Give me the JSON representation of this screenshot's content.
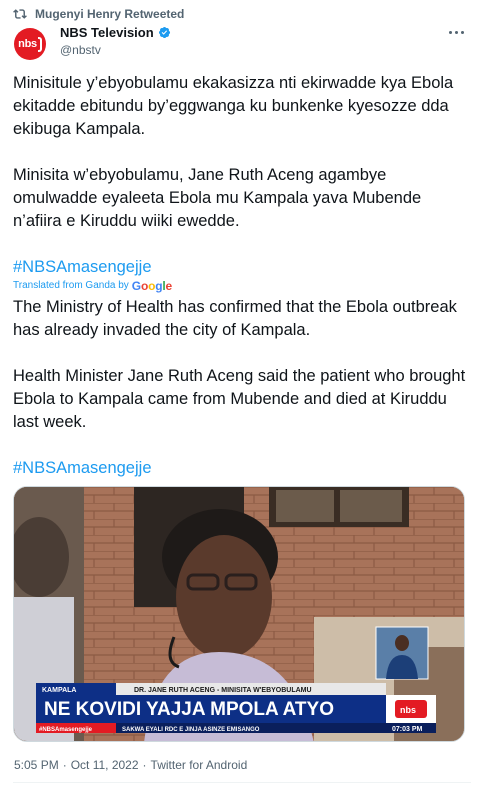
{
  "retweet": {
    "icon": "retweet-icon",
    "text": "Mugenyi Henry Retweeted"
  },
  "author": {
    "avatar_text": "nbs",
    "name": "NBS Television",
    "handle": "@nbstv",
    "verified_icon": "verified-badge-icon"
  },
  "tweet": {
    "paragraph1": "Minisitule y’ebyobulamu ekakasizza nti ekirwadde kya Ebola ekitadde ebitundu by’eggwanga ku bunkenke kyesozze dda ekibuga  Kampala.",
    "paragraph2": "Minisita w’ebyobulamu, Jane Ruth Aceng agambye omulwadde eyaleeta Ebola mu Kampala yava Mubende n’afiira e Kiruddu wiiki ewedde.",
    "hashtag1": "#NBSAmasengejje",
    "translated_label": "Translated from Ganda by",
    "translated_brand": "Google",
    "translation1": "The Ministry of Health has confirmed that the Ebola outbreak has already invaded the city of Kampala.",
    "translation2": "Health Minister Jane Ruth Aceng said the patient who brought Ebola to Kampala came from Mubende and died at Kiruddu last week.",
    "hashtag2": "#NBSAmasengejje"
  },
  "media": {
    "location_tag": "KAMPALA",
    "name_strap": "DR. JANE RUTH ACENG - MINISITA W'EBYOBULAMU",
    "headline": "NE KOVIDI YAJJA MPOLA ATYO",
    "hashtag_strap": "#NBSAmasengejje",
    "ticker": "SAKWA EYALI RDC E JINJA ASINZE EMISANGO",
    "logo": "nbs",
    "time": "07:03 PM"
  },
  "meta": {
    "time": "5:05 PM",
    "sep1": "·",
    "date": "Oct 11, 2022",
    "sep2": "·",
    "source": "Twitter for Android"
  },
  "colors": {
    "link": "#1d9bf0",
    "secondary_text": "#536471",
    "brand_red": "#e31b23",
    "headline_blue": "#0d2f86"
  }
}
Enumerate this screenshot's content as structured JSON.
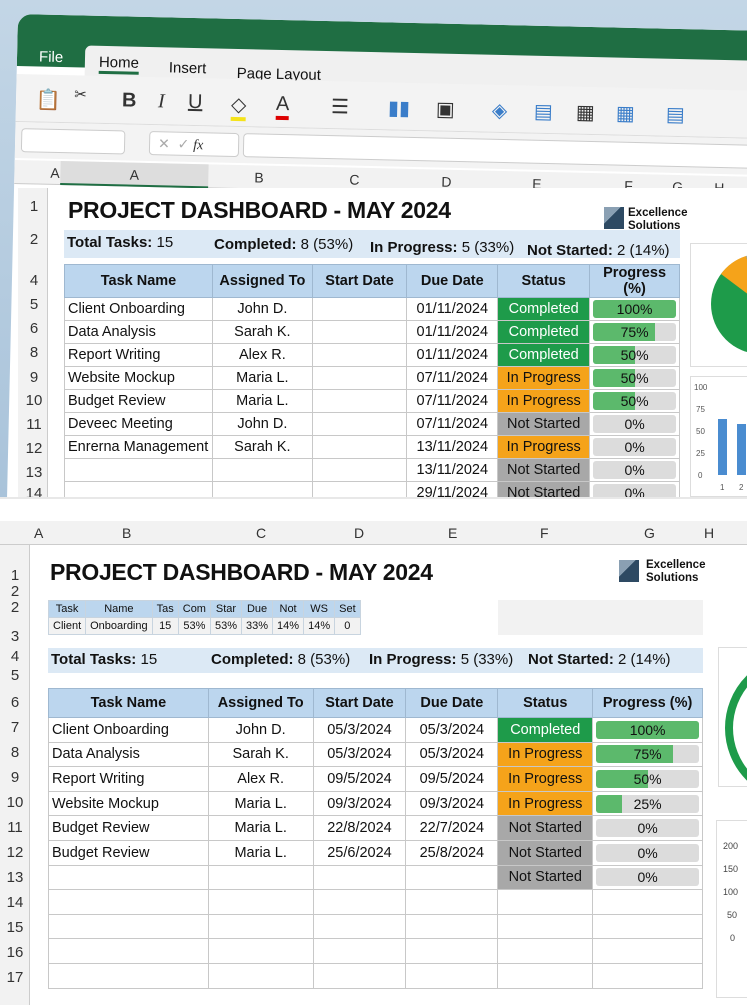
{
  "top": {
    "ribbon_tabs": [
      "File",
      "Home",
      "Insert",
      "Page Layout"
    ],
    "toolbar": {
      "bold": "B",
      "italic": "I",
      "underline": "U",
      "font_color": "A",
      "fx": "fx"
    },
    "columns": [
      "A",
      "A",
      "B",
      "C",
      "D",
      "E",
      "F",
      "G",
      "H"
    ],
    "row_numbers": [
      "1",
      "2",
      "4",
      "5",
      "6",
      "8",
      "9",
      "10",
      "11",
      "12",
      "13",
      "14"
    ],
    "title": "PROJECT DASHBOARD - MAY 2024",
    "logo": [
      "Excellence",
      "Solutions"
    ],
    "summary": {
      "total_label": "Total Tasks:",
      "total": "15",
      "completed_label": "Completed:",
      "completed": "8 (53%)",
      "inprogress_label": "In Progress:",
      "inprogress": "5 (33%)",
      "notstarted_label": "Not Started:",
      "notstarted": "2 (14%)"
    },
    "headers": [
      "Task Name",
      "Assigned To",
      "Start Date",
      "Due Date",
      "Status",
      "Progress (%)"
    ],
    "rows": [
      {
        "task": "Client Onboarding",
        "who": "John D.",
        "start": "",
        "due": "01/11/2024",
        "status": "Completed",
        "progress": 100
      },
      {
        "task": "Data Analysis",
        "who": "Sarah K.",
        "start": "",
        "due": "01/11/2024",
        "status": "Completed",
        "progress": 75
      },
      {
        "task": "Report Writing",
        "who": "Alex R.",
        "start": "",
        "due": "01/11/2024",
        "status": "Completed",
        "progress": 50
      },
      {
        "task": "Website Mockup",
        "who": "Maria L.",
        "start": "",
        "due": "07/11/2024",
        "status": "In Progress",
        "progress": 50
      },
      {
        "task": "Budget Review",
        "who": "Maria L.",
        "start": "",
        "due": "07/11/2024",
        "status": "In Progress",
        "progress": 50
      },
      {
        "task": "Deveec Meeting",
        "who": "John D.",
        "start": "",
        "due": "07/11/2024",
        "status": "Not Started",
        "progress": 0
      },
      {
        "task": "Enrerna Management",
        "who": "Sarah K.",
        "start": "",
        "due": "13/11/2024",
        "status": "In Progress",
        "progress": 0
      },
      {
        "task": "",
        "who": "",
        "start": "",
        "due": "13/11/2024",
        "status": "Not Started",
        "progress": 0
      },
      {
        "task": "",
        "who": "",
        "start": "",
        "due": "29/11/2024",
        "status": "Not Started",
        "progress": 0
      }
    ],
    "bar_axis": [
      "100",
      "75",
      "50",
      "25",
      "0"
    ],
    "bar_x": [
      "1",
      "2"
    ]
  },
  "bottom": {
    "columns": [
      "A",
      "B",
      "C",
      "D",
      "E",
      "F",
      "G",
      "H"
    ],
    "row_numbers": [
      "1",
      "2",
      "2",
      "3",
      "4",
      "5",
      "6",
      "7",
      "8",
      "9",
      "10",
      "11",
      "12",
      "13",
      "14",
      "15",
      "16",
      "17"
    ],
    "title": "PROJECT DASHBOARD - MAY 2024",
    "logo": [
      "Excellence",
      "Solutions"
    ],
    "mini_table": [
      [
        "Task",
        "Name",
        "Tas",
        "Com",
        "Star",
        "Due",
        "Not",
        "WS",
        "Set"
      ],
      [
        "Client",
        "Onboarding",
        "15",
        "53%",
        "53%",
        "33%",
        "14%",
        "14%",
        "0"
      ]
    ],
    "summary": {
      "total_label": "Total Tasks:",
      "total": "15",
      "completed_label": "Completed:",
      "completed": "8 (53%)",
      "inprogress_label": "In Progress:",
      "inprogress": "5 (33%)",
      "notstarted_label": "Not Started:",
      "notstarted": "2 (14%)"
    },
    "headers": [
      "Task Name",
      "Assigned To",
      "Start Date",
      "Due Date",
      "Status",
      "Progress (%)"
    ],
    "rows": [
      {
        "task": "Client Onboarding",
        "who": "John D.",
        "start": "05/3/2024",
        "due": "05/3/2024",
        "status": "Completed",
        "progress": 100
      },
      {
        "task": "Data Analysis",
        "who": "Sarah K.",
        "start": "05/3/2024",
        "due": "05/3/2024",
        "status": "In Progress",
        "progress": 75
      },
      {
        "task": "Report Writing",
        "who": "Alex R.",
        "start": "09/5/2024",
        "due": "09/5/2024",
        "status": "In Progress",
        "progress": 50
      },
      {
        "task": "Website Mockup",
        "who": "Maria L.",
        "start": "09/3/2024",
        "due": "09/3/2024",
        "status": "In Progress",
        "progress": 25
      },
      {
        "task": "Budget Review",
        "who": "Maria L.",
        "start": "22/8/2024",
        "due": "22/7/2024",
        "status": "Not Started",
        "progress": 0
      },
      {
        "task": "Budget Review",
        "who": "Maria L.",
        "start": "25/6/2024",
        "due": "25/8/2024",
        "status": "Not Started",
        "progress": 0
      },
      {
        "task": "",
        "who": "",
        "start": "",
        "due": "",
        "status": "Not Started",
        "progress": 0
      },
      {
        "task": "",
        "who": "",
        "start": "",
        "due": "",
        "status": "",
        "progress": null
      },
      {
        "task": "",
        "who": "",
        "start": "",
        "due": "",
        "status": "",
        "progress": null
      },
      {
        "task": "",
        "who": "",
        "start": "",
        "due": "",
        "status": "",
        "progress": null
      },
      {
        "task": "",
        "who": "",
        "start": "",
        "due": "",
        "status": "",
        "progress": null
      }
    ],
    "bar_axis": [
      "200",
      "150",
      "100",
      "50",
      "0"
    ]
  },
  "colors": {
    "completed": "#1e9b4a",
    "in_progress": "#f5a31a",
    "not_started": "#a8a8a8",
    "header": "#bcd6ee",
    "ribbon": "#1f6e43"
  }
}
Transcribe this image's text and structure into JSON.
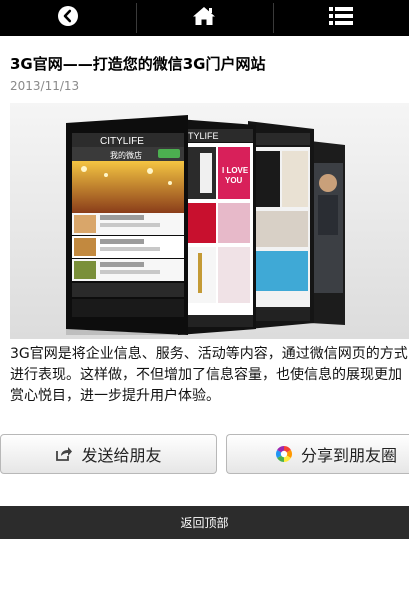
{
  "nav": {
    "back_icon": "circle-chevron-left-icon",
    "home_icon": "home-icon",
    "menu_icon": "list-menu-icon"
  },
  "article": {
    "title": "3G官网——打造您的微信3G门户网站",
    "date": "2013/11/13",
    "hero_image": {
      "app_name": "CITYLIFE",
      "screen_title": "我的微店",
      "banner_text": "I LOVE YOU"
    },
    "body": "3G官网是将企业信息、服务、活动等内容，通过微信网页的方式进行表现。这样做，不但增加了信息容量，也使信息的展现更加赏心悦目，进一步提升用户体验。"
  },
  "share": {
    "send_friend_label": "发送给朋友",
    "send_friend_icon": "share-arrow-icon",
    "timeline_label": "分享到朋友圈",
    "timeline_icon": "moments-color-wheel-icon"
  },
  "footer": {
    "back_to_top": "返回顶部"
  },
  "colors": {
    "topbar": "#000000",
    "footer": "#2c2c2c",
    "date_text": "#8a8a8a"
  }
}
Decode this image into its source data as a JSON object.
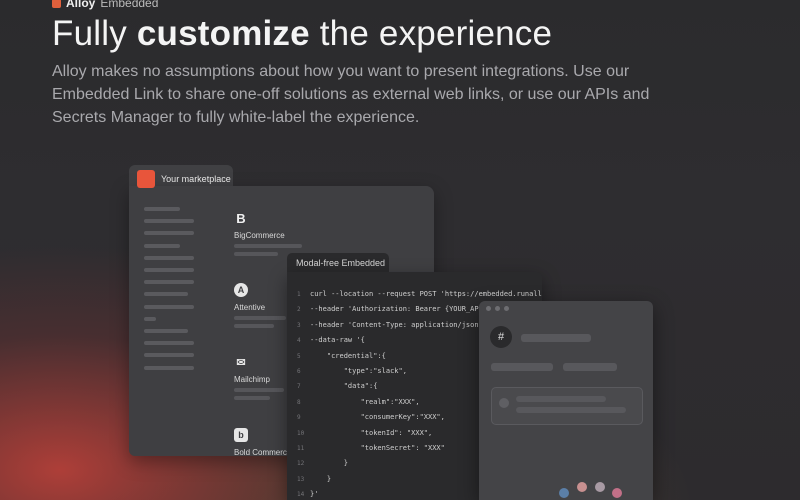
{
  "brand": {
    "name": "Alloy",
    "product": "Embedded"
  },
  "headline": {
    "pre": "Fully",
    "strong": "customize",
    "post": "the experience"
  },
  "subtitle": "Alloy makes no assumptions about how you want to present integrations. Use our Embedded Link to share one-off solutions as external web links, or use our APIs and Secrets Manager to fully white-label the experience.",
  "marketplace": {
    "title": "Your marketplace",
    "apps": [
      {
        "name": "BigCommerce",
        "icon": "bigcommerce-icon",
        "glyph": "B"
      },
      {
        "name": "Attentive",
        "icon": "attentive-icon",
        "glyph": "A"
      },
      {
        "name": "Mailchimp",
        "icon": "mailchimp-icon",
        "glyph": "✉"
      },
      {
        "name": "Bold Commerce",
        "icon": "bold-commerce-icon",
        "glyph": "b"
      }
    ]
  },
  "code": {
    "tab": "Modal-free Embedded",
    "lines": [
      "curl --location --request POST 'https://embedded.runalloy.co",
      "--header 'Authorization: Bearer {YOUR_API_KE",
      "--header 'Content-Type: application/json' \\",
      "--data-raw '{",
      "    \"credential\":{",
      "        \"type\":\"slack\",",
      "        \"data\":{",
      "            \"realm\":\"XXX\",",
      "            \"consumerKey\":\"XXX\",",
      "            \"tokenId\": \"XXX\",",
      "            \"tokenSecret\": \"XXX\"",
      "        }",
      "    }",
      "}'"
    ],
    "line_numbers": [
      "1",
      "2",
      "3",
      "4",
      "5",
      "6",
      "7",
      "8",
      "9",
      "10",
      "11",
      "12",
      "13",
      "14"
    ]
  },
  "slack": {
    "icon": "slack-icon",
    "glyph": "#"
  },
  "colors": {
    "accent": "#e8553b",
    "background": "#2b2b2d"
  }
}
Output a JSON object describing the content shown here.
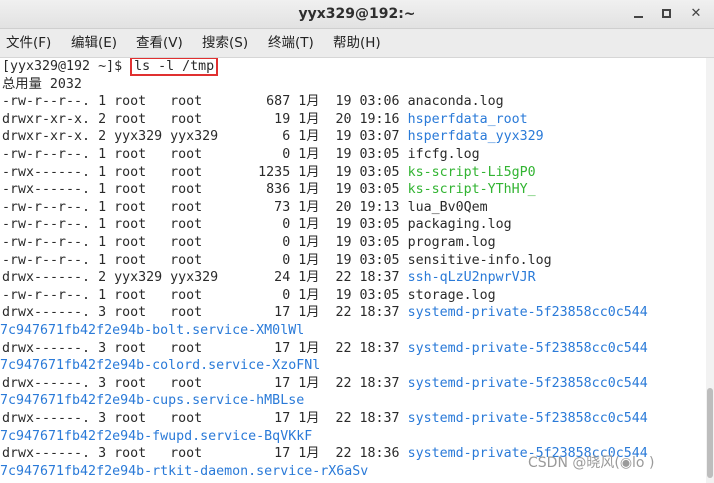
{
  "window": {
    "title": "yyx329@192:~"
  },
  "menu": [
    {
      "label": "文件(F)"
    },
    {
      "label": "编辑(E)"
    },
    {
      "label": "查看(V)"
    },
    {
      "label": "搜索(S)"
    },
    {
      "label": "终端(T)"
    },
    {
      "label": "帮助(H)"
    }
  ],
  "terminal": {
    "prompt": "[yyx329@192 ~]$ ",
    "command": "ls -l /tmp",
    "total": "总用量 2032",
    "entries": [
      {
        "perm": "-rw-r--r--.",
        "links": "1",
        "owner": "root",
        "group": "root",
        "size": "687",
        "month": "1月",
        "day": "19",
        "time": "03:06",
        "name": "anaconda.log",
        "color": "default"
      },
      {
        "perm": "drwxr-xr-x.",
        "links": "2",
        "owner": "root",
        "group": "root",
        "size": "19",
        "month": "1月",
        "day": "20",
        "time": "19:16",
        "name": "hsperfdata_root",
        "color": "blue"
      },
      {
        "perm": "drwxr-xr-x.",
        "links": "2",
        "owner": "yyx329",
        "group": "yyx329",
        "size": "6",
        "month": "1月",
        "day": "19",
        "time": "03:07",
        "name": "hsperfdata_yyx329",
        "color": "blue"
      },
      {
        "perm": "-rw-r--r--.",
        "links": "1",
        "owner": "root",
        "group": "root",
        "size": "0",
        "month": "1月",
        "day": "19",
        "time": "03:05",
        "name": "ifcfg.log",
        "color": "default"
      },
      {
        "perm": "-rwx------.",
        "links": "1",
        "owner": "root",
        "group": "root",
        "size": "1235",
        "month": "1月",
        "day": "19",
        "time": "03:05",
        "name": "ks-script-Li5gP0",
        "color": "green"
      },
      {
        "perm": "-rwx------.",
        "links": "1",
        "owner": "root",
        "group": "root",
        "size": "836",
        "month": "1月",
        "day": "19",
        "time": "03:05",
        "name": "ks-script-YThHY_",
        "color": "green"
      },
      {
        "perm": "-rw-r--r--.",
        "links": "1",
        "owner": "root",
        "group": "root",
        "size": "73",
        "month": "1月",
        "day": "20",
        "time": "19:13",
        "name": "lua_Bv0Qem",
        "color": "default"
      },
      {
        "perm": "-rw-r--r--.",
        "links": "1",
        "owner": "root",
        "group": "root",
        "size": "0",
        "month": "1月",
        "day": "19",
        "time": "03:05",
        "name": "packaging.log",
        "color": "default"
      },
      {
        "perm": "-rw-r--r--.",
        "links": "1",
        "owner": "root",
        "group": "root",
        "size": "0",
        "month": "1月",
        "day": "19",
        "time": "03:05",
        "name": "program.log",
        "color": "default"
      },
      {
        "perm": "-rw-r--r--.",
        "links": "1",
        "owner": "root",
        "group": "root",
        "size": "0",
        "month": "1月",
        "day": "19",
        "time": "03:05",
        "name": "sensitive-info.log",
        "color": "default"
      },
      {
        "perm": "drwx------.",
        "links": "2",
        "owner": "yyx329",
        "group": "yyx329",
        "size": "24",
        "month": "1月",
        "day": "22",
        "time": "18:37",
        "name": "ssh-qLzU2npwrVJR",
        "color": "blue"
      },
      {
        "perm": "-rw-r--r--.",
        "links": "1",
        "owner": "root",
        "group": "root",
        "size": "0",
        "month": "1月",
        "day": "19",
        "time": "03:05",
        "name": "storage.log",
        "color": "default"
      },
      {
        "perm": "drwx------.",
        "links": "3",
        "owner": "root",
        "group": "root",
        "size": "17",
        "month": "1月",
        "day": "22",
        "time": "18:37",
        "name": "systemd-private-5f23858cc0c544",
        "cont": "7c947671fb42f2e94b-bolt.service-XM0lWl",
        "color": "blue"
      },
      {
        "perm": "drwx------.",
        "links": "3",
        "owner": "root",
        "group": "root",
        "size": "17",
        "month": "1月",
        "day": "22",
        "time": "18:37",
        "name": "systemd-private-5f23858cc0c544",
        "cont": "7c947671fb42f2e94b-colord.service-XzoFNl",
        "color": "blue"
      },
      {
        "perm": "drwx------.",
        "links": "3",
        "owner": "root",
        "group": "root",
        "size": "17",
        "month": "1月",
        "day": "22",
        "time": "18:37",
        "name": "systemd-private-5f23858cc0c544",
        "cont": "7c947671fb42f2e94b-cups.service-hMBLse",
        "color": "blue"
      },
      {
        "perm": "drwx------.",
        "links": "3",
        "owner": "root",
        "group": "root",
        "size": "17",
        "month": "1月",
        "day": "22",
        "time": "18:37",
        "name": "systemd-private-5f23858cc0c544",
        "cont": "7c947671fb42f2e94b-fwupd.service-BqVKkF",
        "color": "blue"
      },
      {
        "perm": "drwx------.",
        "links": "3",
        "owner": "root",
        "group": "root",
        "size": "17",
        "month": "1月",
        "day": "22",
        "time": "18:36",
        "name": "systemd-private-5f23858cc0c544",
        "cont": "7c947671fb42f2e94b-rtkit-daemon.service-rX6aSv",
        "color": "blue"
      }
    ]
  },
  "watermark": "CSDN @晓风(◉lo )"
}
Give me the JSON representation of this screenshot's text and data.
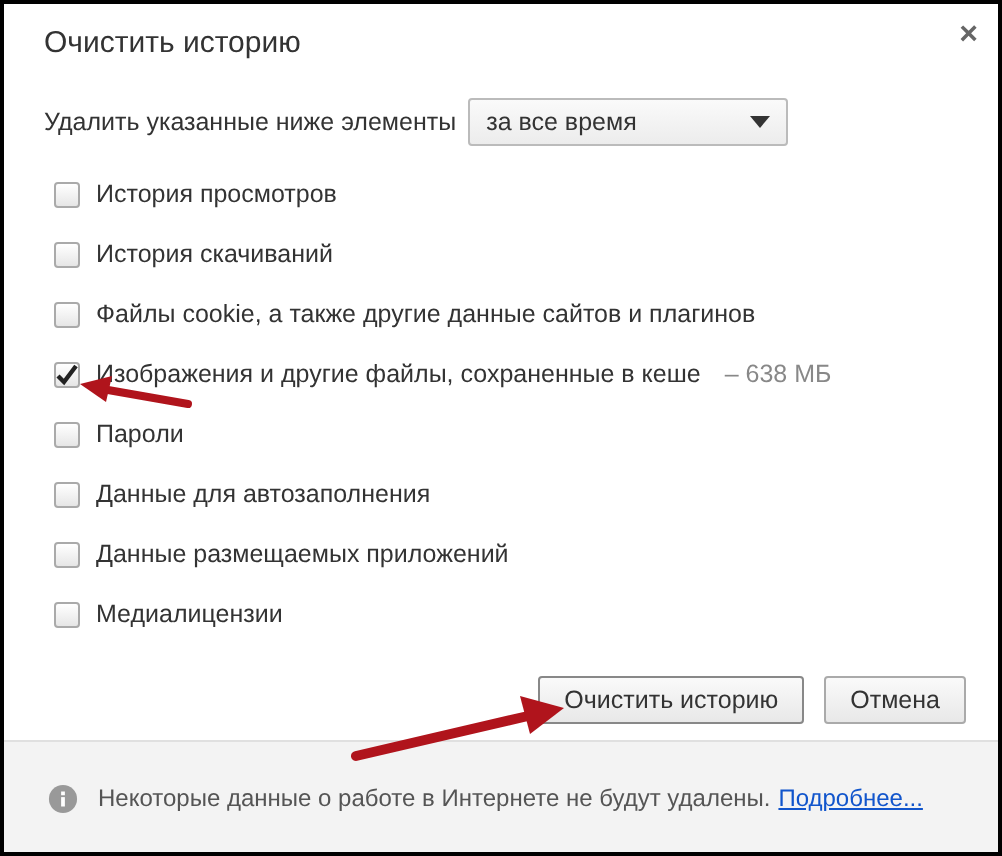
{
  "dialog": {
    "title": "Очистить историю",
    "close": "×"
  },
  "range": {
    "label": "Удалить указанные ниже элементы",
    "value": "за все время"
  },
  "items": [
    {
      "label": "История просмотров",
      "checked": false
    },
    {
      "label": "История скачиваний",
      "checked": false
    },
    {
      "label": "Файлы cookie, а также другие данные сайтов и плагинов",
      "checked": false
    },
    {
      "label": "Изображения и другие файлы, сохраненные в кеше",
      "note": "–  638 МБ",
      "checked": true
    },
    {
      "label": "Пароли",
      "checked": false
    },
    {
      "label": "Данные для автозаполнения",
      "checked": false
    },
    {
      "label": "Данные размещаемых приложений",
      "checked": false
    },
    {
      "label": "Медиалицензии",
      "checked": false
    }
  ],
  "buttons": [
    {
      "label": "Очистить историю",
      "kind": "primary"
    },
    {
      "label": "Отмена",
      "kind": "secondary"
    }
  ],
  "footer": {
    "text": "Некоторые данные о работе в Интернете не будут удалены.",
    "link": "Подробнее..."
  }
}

§ Prompt: Gather each line in the entries above where the string "историю" is found.

§ Written answer:
    "title": "Очистить историю",
      "label": "Очистить историю",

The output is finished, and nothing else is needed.